* [DIRECTIVE]: What follows is a block of records; restate each one word for word.

* [THE DATA]:
**********

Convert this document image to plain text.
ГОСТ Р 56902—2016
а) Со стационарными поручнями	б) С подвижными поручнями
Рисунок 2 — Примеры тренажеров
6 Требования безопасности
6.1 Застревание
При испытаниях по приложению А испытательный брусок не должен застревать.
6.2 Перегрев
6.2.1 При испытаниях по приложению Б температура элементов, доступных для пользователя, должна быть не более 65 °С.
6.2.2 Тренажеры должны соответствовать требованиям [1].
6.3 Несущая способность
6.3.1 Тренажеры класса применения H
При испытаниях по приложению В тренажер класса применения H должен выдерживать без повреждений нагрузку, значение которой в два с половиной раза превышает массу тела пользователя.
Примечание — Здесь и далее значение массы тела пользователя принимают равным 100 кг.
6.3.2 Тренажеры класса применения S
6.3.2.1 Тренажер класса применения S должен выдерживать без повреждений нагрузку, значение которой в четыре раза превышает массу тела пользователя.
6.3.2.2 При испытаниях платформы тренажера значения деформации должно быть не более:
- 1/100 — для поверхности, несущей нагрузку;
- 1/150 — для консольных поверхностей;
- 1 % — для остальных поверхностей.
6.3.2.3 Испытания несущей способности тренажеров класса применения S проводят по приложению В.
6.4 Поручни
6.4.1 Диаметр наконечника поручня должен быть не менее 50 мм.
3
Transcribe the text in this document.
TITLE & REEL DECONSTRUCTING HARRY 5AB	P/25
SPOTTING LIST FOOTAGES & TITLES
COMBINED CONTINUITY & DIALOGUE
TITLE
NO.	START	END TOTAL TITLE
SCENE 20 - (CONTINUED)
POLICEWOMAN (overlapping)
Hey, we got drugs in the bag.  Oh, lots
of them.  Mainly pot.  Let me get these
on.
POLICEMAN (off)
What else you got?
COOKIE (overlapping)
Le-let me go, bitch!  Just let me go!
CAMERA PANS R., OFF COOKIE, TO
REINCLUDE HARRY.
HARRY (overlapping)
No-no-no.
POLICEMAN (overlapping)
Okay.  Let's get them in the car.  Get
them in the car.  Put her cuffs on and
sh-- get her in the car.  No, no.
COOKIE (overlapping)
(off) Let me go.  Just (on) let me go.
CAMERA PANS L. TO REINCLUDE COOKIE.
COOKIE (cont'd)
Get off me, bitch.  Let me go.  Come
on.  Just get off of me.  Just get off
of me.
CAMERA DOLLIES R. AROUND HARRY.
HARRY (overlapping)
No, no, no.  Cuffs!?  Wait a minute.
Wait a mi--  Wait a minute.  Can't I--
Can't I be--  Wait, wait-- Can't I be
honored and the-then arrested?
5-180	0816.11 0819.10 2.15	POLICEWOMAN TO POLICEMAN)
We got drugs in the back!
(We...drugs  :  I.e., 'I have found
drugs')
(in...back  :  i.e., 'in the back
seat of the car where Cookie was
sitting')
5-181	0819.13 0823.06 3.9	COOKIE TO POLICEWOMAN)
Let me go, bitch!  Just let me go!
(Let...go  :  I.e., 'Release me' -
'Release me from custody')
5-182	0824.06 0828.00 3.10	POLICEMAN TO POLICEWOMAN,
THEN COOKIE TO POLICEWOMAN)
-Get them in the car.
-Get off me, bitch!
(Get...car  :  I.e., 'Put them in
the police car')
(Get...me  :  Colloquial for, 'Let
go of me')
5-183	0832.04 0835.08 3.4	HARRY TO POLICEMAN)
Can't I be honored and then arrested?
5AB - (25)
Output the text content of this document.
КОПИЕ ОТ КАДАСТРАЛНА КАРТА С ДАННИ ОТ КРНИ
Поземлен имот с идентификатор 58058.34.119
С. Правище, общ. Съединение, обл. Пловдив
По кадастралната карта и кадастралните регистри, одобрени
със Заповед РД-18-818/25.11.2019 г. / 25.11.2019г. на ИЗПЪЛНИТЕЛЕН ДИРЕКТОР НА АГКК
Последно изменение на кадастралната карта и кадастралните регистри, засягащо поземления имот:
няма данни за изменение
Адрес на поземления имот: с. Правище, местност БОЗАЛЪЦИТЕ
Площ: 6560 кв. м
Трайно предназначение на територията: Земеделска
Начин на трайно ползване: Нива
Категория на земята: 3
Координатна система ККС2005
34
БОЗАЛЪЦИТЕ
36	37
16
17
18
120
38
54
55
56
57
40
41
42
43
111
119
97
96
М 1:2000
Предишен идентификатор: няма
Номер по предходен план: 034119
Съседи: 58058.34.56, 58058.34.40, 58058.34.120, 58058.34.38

**********

* [REPLY]:
Convert this document image to plain text.
ГОСТ Р 56902—2016
а) Со стационарными поручнями	б) С подвижными поручнями
Рисунок 2 — Примеры тренажеров
6 Требования безопасности
6.1 Застревание
При испытаниях по приложению А испытательный брусок не должен застревать.
6.2 Перегрев
6.2.1 При испытаниях по приложению Б температура элементов, доступных для пользователя, должна быть не более 65 °С.
6.2.2 Тренажеры должны соответствовать требованиям [1].
6.3 Несущая способность
6.3.1 Тренажеры класса применения H
При испытаниях по приложению В тренажер класса применения H должен выдерживать без повреждений нагрузку, значение которой в два с половиной раза превышает массу тела пользователя.
Примечание — Здесь и далее значение массы тела пользователя принимают равным 100 кг.
6.3.2 Тренажеры класса применения S
6.3.2.1 Тренажер класса применения S должен выдерживать без повреждений нагрузку, значение которой в четыре раза превышает массу тела пользователя.
6.3.2.2 При испытаниях платформы тренажера значения деформации должно быть не более:
- 1/100 — для поверхности, несущей нагрузку;
- 1/150 — для консольных поверхностей;
- 1 % — для остальных поверхностей.
6.3.2.3 Испытания несущей способности тренажеров класса применения S проводят по приложению В.
6.4 Поручни
6.4.1 Диаметр наконечника поручня должен быть не менее 50 мм.
3
Transcribe the text in this document.
TITLE & REEL DECONSTRUCTING HARRY 5AB	P/25
SPOTTING LIST FOOTAGES & TITLES
COMBINED CONTINUITY & DIALOGUE
TITLE
NO.	START	END TOTAL TITLE
SCENE 20 - (CONTINUED)
POLICEWOMAN (overlapping)
Hey, we got drugs in the bag.  Oh, lots
of them.  Mainly pot.  Let me get these
on.
POLICEMAN (off)
What else you got?
COOKIE (overlapping)
Le-let me go, bitch!  Just let me go!
CAMERA PANS R., OFF COOKIE, TO
REINCLUDE HARRY.
HARRY (overlapping)
No-no-no.
POLICEMAN (overlapping)
Okay.  Let's get them in the car.  Get
them in the car.  Put her cuffs on and
sh-- get her in the car.  No, no.
COOKIE (overlapping)
(off) Let me go.  Just (on) let me go.
CAMERA PANS L. TO REINCLUDE COOKIE.
COOKIE (cont'd)
Get off me, bitch.  Let me go.  Come
on.  Just get off of me.  Just get off
of me.
CAMERA DOLLIES R. AROUND HARRY.
HARRY (overlapping)
No, no, no.  Cuffs!?  Wait a minute.
Wait a mi--  Wait a minute.  Can't I--
Can't I be--  Wait, wait-- Can't I be
honored and the-then arrested?
5-180	0816.11 0819.10 2.15	POLICEWOMAN TO POLICEMAN)
We got drugs in the back!
(We...drugs  :  I.e., 'I have found
drugs')
(in...back  :  i.e., 'in the back
seat of the car where Cookie was
sitting')
5-181	0819.13 0823.06 3.9	COOKIE TO POLICEWOMAN)
Let me go, bitch!  Just let me go!
(Let...go  :  I.e., 'Release me' -
'Release me from custody')
5-182	0824.06 0828.00 3.10	POLICEMAN TO POLICEWOMAN,
THEN COOKIE TO POLICEWOMAN)
-Get them in the car.
-Get off me, bitch!
(Get...car  :  I.e., 'Put them in
the police car')
(Get...me  :  Colloquial for, 'Let
go of me')
5-183	0832.04 0835.08 3.4	HARRY TO POLICEMAN)
Can't I be honored and then arrested?
5AB - (25)
Output the text content of this document.
КОПИЕ ОТ КАДАСТРАЛНА КАРТА С ДАННИ ОТ КРНИ
Поземлен имот с идентификатор 58058.34.119
С. Правище, общ. Съединение, обл. Пловдив
По кадастралната карта и кадастралните регистри, одобрени
със Заповед РД-18-818/25.11.2019 г. / 25.11.2019г. на ИЗПЪЛНИТЕЛЕН ДИРЕКТОР НА АГКК
Последно изменение на кадастралната карта и кадастралните регистри, засягащо поземления имот:
няма данни за изменение
Адрес на поземления имот: с. Правище, местност БОЗАЛЪЦИТЕ
Площ: 6560 кв. м
Трайно предназначение на територията: Земеделска
Начин на трайно ползване: Нива
Категория на земята: 3
Координатна система ККС2005
34
БОЗАЛЪЦИТЕ
36	37
16
17
18
120
38
54
55
56
57
40
41
42
43
111
119
97
96
М 1:2000
Предишен идентификатор: няма
Номер по предходен план: 034119
Съседи: 58058.34.56, 58058.34.40, 58058.34.120, 58058.34.38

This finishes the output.